§ Document text
The second analysis is a fully flexible turbine with turbulent wind using OpenFAST. The tool TurbSim (see Jonkman and Buhl, 2005) developed by NREL is used to generate 10 min long three-dimensional turbulent wind fields for each wind speed. The box representing the wind field is 150 m wide and high subdivided in 50 points and 600 s long. The IEC Kaimal model is used as the spectral model thanks to the directly available IEC class requirements (here IEC class II chosen). The underlying assumption is that the atmospheric conditions are considered neutral following the Monin–Obukhov similarity theory as detailed in Wharton and Lundquist (2012), Holtslag et al. (2014), and Diaz et al. (2010).

3 Results

After running all the turbine configurations, a deep aerodynamic analysis is possible as many sensor outputs are available. For brevity reasons only a small sample of all the available results will be presented. The multiple polar “states” (mean, maxi, mini) allow assessment of the variation around the mean value, giving a measure of unsteadiness. First, the rigid turbine loads, power and AEP are analysed. Secondly, the flexible turbine fatigue impact is analysed.

3.1 Rigid turbine

In Figs. 11 to 13, the x axis represents the blade radius, the y-axis represents the considered sensor output and each subplot represents a wind speed whose value is given in the title, from 6 to 11 m s⁻¹.

Figure 12 The blue square (blue ▪) shows the a evolution along the blade radius without spoiler, and the orange dot (orange •) shows the a evolution along the blade radius with spoiler. Each subplot shows the results for a wind speed (m s⁻¹) whose value is given in the title.

§ Entries supplied
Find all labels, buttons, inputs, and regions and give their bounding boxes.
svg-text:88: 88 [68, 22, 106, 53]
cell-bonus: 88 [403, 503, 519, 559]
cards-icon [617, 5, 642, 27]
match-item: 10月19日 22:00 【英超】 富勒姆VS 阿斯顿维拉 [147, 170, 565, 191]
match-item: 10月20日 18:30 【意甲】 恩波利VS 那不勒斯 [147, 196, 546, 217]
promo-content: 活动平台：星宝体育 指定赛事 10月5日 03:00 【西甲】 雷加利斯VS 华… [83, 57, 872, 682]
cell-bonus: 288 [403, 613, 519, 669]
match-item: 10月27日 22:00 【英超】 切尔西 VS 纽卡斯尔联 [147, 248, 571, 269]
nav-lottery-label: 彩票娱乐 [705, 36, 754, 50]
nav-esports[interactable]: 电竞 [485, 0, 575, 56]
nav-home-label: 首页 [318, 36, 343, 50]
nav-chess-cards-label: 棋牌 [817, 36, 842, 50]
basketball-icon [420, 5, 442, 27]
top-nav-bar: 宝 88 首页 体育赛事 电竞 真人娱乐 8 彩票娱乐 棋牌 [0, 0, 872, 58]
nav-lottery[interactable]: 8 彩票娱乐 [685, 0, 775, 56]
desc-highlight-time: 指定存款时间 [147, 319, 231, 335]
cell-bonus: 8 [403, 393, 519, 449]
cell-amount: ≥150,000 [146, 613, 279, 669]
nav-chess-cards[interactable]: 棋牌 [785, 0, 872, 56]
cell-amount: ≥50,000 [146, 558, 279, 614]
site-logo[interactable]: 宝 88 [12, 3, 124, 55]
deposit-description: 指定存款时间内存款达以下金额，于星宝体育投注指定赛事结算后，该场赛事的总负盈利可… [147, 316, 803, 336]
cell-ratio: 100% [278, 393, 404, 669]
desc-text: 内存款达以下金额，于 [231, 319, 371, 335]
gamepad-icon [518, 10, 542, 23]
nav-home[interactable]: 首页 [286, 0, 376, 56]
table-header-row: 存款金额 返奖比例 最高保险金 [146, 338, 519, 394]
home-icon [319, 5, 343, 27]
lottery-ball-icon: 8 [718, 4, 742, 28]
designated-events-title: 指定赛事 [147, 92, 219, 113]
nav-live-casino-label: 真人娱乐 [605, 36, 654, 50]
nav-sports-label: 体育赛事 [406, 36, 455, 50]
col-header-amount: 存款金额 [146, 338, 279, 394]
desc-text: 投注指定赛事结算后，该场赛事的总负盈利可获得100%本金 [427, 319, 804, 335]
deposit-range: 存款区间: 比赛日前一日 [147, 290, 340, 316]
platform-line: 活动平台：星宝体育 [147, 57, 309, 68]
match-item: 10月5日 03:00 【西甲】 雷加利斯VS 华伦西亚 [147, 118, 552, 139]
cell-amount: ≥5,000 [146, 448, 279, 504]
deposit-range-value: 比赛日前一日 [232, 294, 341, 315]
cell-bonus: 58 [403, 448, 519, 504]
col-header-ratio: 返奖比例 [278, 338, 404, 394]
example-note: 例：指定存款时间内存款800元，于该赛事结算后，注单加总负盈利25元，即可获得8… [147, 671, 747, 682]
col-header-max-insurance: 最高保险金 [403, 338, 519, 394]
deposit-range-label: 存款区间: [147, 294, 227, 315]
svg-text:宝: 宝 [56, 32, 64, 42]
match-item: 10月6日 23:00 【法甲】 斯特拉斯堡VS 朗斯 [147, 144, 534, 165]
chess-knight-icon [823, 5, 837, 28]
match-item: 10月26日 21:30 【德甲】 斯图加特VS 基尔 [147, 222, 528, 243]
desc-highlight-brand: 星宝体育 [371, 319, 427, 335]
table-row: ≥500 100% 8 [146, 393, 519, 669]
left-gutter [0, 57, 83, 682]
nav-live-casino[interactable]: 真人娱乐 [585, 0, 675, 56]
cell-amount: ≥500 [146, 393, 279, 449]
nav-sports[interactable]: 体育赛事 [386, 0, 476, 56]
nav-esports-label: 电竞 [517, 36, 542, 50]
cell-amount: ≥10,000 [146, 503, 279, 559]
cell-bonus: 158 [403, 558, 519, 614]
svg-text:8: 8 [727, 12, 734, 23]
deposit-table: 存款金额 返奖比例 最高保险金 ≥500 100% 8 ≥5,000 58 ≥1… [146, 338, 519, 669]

§ Aim
Rewrite the stretch of the wind turbine text from "3.1 Rigid turbine" through "in the title.", changing "blade radius" to "blade span". The entries are separate material and are not part of the wind turbine text.

§ Exercise output
3.1 Rigid turbine

In Figs. 11 to 13, the x axis represents the blade span, the y-axis represents the considered sensor output and each subplot represents a wind speed whose value is given in the title, from 6 to 11 m s⁻¹.

Figure 12 The blue square (blue ▪) shows the a evolution along the blade span without spoiler, and the orange dot (orange •) shows the a evolution along the blade span with spoiler. Each subplot shows the results for a wind speed (m s⁻¹) whose value is given in the title.